### [Objective]
Reproduce the data in its entirety, exactly as supplied.

### [Data for this exercise]
━━━━━━━━━━━━━━━━
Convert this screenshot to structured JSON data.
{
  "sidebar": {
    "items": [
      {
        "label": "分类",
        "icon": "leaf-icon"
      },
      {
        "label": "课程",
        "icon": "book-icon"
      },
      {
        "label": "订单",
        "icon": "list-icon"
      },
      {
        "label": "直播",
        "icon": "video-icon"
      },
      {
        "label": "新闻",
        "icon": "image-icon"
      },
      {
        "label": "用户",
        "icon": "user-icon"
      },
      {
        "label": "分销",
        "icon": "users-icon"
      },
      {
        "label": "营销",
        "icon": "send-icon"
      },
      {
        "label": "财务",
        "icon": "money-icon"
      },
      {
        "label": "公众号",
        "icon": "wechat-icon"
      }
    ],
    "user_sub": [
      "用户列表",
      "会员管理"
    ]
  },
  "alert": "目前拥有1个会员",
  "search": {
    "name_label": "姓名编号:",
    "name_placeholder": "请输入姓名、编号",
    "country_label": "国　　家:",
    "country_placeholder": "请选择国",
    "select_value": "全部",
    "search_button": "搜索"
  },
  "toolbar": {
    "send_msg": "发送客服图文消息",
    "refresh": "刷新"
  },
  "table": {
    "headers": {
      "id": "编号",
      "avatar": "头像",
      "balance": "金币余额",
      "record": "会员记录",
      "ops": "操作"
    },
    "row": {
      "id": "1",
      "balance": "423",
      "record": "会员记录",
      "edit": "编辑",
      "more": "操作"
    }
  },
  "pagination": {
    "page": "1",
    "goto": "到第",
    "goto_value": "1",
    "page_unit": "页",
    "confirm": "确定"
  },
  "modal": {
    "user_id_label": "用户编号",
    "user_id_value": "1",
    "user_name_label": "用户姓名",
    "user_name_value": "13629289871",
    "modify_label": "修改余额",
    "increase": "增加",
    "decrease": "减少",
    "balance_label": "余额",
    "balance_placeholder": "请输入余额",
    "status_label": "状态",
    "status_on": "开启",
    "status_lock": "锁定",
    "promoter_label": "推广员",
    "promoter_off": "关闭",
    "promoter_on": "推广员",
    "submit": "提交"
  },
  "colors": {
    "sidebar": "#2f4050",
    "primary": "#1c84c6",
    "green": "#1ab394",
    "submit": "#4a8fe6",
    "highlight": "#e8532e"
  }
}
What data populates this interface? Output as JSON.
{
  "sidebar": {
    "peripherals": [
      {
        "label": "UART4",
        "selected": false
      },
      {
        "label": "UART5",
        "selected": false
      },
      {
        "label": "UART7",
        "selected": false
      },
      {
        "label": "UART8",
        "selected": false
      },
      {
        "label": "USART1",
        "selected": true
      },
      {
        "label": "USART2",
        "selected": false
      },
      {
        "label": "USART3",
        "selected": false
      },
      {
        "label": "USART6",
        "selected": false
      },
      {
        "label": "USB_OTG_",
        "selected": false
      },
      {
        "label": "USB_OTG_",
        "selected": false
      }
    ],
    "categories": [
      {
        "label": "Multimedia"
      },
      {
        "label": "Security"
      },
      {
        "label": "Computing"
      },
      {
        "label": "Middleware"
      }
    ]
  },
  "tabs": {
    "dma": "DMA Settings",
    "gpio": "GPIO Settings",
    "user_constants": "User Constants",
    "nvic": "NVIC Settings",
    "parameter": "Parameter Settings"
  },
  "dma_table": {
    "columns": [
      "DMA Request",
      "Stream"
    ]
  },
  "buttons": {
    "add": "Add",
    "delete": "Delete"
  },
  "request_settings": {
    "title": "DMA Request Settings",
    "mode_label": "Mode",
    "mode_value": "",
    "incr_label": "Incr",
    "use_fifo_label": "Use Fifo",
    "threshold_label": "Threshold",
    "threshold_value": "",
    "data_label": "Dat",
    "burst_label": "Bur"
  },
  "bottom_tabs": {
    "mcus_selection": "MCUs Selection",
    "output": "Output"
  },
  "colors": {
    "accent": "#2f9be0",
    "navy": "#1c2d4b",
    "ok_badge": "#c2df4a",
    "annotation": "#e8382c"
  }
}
━━━━━━━━━━━━━━━━
### [Reply]
Convert this screenshot to structured JSON data.
{
  "sidebar": {
    "items": [
      {
        "label": "分类",
        "icon": "leaf-icon"
      },
      {
        "label": "课程",
        "icon": "book-icon"
      },
      {
        "label": "订单",
        "icon": "list-icon"
      },
      {
        "label": "直播",
        "icon": "video-icon"
      },
      {
        "label": "新闻",
        "icon": "image-icon"
      },
      {
        "label": "用户",
        "icon": "user-icon"
      },
      {
        "label": "分销",
        "icon": "users-icon"
      },
      {
        "label": "营销",
        "icon": "send-icon"
      },
      {
        "label": "财务",
        "icon": "money-icon"
      },
      {
        "label": "公众号",
        "icon": "wechat-icon"
      }
    ],
    "user_sub": [
      "用户列表",
      "会员管理"
    ]
  },
  "alert": "目前拥有1个会员",
  "search": {
    "name_label": "姓名编号:",
    "name_placeholder": "请输入姓名、编号",
    "country_label": "国　　家:",
    "country_placeholder": "请选择国",
    "select_value": "全部",
    "search_button": "搜索"
  },
  "toolbar": {
    "send_msg": "发送客服图文消息",
    "refresh": "刷新"
  },
  "table": {
    "headers": {
      "id": "编号",
      "avatar": "头像",
      "balance": "金币余额",
      "record": "会员记录",
      "ops": "操作"
    },
    "row": {
      "id": "1",
      "balance": "423",
      "record": "会员记录",
      "edit": "编辑",
      "more": "操作"
    }
  },
  "pagination": {
    "page": "1",
    "goto": "到第",
    "goto_value": "1",
    "page_unit": "页",
    "confirm": "确定"
  },
  "modal": {
    "user_id_label": "用户编号",
    "user_id_value": "1",
    "user_name_label": "用户姓名",
    "user_name_value": "13629289871",
    "modify_label": "修改余额",
    "increase": "增加",
    "decrease": "减少",
    "balance_label": "余额",
    "balance_placeholder": "请输入余额",
    "status_label": "状态",
    "status_on": "开启",
    "status_lock": "锁定",
    "promoter_label": "推广员",
    "promoter_off": "关闭",
    "promoter_on": "推广员",
    "submit": "提交"
  },
  "colors": {
    "sidebar": "#2f4050",
    "primary": "#1c84c6",
    "green": "#1ab394",
    "submit": "#4a8fe6",
    "highlight": "#e8532e"
  }
}
What data populates this interface? Output as JSON.
{
  "sidebar": {
    "peripherals": [
      {
        "label": "UART4",
        "selected": false
      },
      {
        "label": "UART5",
        "selected": false
      },
      {
        "label": "UART7",
        "selected": false
      },
      {
        "label": "UART8",
        "selected": false
      },
      {
        "label": "USART1",
        "selected": true
      },
      {
        "label": "USART2",
        "selected": false
      },
      {
        "label": "USART3",
        "selected": false
      },
      {
        "label": "USART6",
        "selected": false
      },
      {
        "label": "USB_OTG_",
        "selected": false
      },
      {
        "label": "USB_OTG_",
        "selected": false
      }
    ],
    "categories": [
      {
        "label": "Multimedia"
      },
      {
        "label": "Security"
      },
      {
        "label": "Computing"
      },
      {
        "label": "Middleware"
      }
    ]
  },
  "tabs": {
    "dma": "DMA Settings",
    "gpio": "GPIO Settings",
    "user_constants": "User Constants",
    "nvic": "NVIC Settings",
    "parameter": "Parameter Settings"
  },
  "dma_table": {
    "columns": [
      "DMA Request",
      "Stream"
    ]
  },
  "buttons": {
    "add": "Add",
    "delete": "Delete"
  },
  "request_settings": {
    "title": "DMA Request Settings",
    "mode_label": "Mode",
    "mode_value": "",
    "incr_label": "Incr",
    "use_fifo_label": "Use Fifo",
    "threshold_label": "Threshold",
    "threshold_value": "",
    "data_label": "Dat",
    "burst_label": "Bur"
  },
  "bottom_tabs": {
    "mcus_selection": "MCUs Selection",
    "output": "Output"
  },
  "colors": {
    "accent": "#2f9be0",
    "navy": "#1c2d4b",
    "ok_badge": "#c2df4a",
    "annotation": "#e8382c"
  }
}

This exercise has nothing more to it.